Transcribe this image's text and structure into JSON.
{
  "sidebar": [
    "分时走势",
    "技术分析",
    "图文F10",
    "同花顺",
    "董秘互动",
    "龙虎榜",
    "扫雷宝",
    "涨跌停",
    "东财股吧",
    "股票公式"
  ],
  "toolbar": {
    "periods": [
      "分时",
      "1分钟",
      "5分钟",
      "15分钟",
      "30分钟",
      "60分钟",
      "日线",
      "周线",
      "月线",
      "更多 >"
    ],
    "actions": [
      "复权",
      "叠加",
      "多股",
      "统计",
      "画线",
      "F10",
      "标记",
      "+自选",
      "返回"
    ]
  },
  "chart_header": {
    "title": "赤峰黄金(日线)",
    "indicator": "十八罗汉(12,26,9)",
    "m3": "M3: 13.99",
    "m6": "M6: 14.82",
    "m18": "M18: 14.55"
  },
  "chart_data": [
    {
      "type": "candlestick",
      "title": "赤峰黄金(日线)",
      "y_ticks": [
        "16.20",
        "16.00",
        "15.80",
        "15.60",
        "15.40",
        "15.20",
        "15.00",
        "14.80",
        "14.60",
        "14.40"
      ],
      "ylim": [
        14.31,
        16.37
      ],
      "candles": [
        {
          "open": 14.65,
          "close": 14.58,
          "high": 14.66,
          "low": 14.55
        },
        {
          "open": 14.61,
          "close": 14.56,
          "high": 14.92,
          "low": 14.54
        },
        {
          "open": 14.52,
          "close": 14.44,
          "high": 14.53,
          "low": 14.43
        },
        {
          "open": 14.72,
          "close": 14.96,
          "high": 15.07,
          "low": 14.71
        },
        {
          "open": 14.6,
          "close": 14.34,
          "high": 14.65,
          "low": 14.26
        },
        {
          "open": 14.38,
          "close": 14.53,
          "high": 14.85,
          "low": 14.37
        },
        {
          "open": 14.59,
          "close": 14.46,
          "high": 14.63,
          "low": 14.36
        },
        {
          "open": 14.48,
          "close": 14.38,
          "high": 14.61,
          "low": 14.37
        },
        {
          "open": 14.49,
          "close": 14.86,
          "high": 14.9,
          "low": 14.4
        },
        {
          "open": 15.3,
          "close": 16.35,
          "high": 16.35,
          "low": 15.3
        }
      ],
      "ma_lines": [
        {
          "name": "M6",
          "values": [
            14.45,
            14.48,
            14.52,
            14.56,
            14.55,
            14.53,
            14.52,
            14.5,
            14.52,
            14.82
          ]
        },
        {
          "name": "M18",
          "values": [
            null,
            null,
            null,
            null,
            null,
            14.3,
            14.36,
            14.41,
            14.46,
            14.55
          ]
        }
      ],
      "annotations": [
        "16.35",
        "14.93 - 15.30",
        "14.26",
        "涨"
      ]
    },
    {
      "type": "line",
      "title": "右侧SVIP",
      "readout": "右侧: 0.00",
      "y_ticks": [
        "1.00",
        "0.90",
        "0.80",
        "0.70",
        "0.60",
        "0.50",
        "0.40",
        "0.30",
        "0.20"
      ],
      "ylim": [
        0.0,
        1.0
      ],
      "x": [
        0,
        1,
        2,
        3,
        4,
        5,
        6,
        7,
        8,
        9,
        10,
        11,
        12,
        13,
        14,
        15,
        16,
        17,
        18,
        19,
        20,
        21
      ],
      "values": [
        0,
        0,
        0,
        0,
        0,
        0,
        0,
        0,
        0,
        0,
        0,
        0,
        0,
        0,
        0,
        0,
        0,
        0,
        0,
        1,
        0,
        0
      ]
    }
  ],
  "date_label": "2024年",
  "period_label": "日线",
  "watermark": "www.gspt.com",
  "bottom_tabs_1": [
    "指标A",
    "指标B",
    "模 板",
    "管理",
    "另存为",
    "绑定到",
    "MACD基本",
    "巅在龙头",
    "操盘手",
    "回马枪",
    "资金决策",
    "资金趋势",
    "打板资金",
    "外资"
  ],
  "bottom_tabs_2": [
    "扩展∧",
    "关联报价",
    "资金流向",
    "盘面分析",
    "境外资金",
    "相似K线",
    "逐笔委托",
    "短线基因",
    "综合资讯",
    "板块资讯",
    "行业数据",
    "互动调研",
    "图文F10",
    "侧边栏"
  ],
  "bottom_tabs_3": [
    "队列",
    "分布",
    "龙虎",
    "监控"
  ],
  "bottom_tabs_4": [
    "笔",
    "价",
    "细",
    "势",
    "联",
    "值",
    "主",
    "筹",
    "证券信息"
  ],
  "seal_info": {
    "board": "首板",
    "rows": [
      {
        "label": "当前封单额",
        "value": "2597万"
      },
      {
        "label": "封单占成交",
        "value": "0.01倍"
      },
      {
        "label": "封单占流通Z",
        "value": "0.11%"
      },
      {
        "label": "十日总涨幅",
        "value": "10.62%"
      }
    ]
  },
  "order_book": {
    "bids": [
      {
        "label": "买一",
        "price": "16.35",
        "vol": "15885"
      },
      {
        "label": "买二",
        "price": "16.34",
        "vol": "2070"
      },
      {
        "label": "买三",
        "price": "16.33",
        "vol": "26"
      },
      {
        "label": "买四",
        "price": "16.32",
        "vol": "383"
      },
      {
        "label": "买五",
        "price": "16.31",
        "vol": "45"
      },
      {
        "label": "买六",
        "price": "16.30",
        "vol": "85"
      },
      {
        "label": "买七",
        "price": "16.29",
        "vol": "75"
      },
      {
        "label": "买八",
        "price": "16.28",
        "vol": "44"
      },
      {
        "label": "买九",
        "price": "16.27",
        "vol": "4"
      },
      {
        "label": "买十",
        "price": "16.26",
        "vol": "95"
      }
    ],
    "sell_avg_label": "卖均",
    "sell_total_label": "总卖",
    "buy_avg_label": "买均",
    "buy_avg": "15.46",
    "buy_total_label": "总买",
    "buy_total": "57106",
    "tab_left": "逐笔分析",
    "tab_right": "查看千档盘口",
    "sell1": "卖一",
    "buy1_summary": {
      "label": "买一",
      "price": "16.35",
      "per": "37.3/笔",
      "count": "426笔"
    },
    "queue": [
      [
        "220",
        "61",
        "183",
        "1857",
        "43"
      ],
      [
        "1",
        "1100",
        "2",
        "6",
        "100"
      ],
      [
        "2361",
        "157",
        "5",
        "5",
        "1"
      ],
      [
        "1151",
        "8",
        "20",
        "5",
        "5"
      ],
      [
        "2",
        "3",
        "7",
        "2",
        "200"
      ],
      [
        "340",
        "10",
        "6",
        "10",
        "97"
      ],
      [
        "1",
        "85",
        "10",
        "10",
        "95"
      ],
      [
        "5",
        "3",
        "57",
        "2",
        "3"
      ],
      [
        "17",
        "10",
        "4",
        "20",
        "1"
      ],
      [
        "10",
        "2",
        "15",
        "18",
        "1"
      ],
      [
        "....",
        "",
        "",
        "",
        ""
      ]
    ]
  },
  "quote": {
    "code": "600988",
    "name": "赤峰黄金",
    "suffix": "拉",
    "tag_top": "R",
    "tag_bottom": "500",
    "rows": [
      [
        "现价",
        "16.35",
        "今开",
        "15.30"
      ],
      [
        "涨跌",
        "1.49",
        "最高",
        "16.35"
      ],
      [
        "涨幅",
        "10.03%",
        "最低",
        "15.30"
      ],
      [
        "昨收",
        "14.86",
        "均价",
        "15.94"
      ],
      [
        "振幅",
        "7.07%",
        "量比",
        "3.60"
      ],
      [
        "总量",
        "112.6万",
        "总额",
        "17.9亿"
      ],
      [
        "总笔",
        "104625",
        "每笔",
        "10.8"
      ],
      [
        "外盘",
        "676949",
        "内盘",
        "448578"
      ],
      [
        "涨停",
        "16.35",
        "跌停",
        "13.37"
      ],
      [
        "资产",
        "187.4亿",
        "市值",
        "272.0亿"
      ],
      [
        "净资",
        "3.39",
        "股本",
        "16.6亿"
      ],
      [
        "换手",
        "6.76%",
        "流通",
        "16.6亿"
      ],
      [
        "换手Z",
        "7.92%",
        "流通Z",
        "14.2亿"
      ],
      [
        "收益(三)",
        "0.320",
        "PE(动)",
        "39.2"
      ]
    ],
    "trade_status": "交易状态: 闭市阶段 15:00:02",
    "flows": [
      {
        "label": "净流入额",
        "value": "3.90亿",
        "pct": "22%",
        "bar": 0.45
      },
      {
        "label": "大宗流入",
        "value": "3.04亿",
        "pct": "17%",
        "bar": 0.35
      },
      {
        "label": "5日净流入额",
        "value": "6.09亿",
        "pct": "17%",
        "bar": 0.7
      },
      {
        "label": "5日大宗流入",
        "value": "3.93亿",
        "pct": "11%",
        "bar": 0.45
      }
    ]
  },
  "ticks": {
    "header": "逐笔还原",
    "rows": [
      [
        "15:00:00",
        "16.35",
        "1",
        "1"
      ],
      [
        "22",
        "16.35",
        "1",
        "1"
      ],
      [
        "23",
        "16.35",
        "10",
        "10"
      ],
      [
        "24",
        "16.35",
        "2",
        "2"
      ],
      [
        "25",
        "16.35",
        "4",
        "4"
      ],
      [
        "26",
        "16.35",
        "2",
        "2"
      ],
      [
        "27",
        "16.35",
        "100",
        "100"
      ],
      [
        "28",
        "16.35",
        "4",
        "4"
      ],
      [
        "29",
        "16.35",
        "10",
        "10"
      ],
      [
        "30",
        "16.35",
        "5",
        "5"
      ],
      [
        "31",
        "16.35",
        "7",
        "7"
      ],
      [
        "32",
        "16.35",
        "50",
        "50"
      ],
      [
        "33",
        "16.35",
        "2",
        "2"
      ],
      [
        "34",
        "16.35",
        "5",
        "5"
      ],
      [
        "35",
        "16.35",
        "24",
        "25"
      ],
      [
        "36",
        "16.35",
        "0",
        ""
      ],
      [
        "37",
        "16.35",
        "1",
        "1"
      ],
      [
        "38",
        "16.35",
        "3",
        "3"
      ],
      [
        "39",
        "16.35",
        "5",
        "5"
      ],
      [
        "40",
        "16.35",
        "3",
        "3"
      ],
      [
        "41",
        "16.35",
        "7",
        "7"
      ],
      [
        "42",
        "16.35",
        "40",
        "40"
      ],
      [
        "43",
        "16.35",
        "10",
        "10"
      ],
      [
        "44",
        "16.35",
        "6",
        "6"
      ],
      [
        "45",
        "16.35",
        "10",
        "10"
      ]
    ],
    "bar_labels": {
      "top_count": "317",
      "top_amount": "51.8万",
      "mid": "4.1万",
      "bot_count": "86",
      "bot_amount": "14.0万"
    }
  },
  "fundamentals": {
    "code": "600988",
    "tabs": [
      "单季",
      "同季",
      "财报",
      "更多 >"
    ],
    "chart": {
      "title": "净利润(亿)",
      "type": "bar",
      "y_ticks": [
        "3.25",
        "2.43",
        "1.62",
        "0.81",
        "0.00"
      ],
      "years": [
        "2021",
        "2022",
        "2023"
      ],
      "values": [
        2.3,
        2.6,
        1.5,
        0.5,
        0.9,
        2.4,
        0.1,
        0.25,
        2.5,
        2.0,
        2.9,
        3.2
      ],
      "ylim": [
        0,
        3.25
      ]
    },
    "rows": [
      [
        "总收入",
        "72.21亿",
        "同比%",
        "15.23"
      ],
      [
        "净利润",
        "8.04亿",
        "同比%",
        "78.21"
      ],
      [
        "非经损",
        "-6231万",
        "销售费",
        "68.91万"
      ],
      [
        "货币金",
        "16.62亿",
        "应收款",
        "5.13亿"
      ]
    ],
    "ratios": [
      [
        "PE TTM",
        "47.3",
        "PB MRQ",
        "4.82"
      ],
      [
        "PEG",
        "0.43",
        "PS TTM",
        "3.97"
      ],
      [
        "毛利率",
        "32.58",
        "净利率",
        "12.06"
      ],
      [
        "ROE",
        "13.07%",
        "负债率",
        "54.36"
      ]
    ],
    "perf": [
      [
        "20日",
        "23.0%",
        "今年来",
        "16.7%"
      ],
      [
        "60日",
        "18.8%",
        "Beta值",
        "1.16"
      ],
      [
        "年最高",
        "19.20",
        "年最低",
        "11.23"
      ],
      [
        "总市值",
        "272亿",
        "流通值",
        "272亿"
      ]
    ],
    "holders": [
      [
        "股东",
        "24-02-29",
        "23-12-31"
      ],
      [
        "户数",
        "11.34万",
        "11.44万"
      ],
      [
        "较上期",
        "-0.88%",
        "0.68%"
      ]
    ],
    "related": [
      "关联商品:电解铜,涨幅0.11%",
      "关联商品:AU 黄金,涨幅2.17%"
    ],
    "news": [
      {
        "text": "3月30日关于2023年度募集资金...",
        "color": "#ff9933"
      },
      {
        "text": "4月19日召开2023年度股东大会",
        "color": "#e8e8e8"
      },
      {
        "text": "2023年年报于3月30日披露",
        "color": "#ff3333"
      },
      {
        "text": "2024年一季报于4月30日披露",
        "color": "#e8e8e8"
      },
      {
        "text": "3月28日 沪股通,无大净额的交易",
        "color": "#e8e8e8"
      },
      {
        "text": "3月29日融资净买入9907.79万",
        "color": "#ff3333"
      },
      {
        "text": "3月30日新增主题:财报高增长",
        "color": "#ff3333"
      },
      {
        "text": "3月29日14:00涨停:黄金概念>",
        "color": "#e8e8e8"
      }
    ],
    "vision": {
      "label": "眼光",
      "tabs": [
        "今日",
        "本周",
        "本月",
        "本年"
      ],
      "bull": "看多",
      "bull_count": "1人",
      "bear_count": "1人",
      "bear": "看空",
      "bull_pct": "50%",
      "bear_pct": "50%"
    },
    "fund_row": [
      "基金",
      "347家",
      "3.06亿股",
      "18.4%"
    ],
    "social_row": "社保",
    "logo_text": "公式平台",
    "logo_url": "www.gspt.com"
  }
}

####################

Every line that holds the string "open" should be returned.

__REPLY TO THE TASK__
          "open": 14.65,
          "open": 14.61,
          "open": 14.52,
          "open": 14.72,
          "open": 14.6,
          "open": 14.38,
          "open": 14.59,
          "open": 14.48,
          "open": 14.49,
          "open": 15.3,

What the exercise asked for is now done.